* _SET TASK_: Repeat the data that follows, word for word, without the images.

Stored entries
···

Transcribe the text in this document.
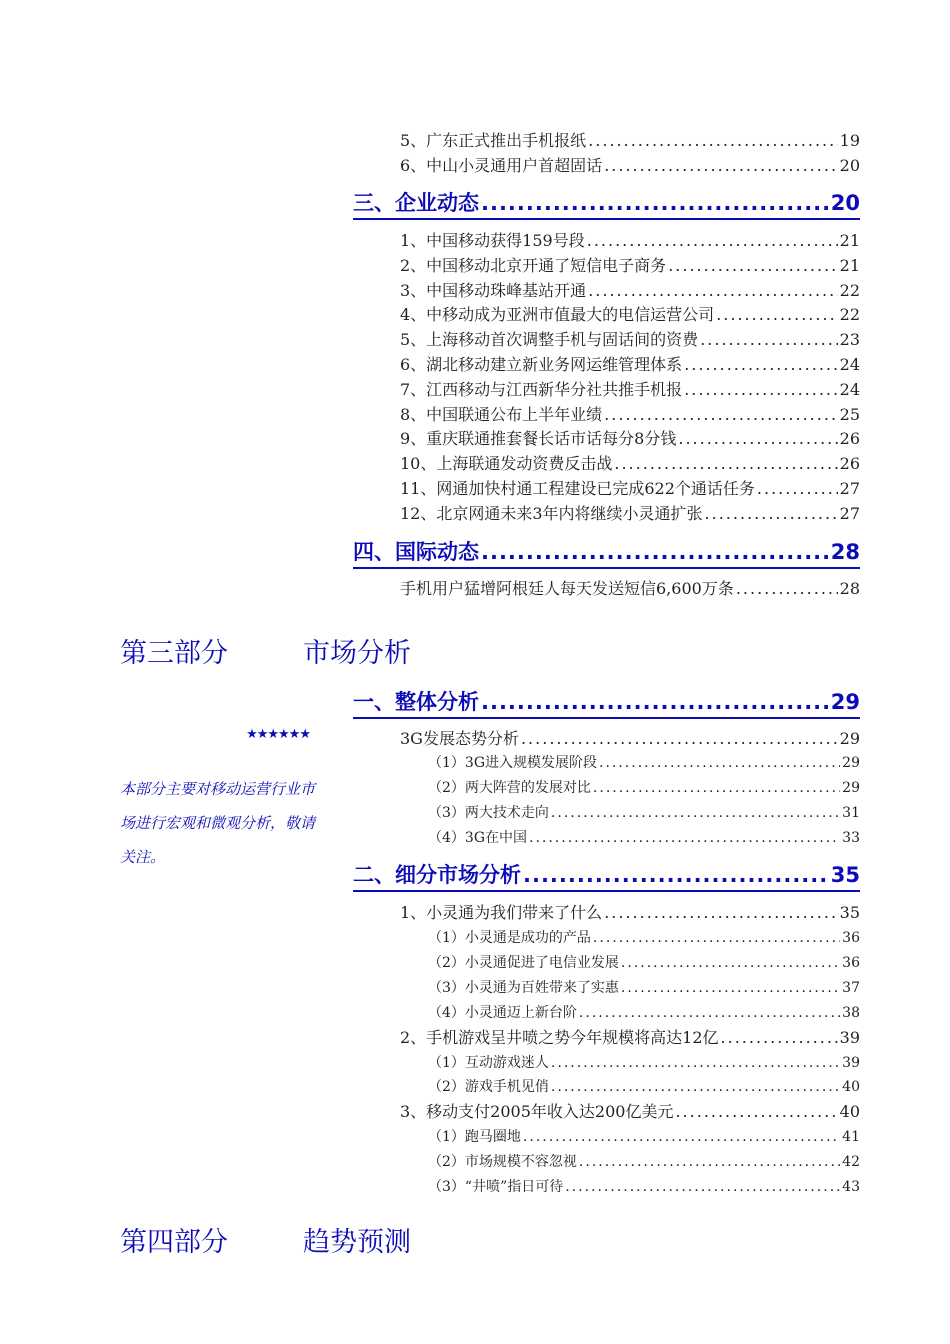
5、广东正式推出手机报纸 .....	19
6、中山小灵通用户首超固话 .....	20
三、企业动态 .....	20
1、中国移动获得159号段 .....	21
2、中国移动北京开通了短信电子商务 .....	21
3、中国移动珠峰基站开通 .....	22
4、中移动成为亚洲市值最大的电信运营公司 .....	22
5、上海移动首次调整手机与固话间的资费 .....	23
6、湖北移动建立新业务网运维管理体系 .....	24
7、江西移动与江西新华分社共推手机报 .....	24
8、中国联通公布上半年业绩 .....	25
9、重庆联通推套餐长话市话每分8分钱 .....	26
10、上海联通发动资费反击战 .....	26
11、网通加快村通工程建设已完成622个通话任务 .....	27
12、北京网通未来3年内将继续小灵通扩张 .....	27
四、国际动态 .....	28
手机用户猛增阿根廷人每天发送短信6,600万条 .....	28
第三部分	市场分析
★★★★★★
本部分主要对移动运营行业市场进行宏观和微观分析，敬请关注。
一、整体分析 .....	29
3G发展态势分析 .....	29
（1）3G进入规模发展阶段 .....	29
（2）两大阵营的发展对比 .....	29
（3）两大技术走向 .....	31
（4）3G在中国 .....	33
二、细分市场分析 .....	35
1、小灵通为我们带来了什么 .....	35
（1）小灵通是成功的产品 .....	36
（2）小灵通促进了电信业发展 .....	36
（3）小灵通为百姓带来了实惠 .....	37
（4）小灵通迈上新台阶 .....	38
2、手机游戏呈井喷之势今年规模将高达12亿 .....	39
（1）互动游戏迷人 .....	39
（2）游戏手机见俏 .....	40
3、移动支付2005年收入达200亿美元 .....	40
（1）跑马圈地 .....	41
（2）市场规模不容忽视 .....	42
（3）“井喷”指日可待 .....	43
第四部分	趋势预测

···

* _THE RESPONSE_:
Transcribe the text in this document.
5、广东正式推出手机报纸 .....	19
6、中山小灵通用户首超固话 .....	20
三、企业动态 .....	20
1、中国移动获得159号段 .....	21
2、中国移动北京开通了短信电子商务 .....	21
3、中国移动珠峰基站开通 .....	22
4、中移动成为亚洲市值最大的电信运营公司 .....	22
5、上海移动首次调整手机与固话间的资费 .....	23
6、湖北移动建立新业务网运维管理体系 .....	24
7、江西移动与江西新华分社共推手机报 .....	24
8、中国联通公布上半年业绩 .....	25
9、重庆联通推套餐长话市话每分8分钱 .....	26
10、上海联通发动资费反击战 .....	26
11、网通加快村通工程建设已完成622个通话任务 .....	27
12、北京网通未来3年内将继续小灵通扩张 .....	27
四、国际动态 .....	28
手机用户猛增阿根廷人每天发送短信6,600万条 .....	28
第三部分	市场分析
★★★★★★
本部分主要对移动运营行业市场进行宏观和微观分析，敬请关注。
一、整体分析 .....	29
3G发展态势分析 .....	29
（1）3G进入规模发展阶段 .....	29
（2）两大阵营的发展对比 .....	29
（3）两大技术走向 .....	31
（4）3G在中国 .....	33
二、细分市场分析 .....	35
1、小灵通为我们带来了什么 .....	35
（1）小灵通是成功的产品 .....	36
（2）小灵通促进了电信业发展 .....	36
（3）小灵通为百姓带来了实惠 .....	37
（4）小灵通迈上新台阶 .....	38
2、手机游戏呈井喷之势今年规模将高达12亿 .....	39
（1）互动游戏迷人 .....	39
（2）游戏手机见俏 .....	40
3、移动支付2005年收入达200亿美元 .....	40
（1）跑马圈地 .....	41
（2）市场规模不容忽视 .....	42
（3）“井喷”指日可待 .....	43
第四部分	趋势预测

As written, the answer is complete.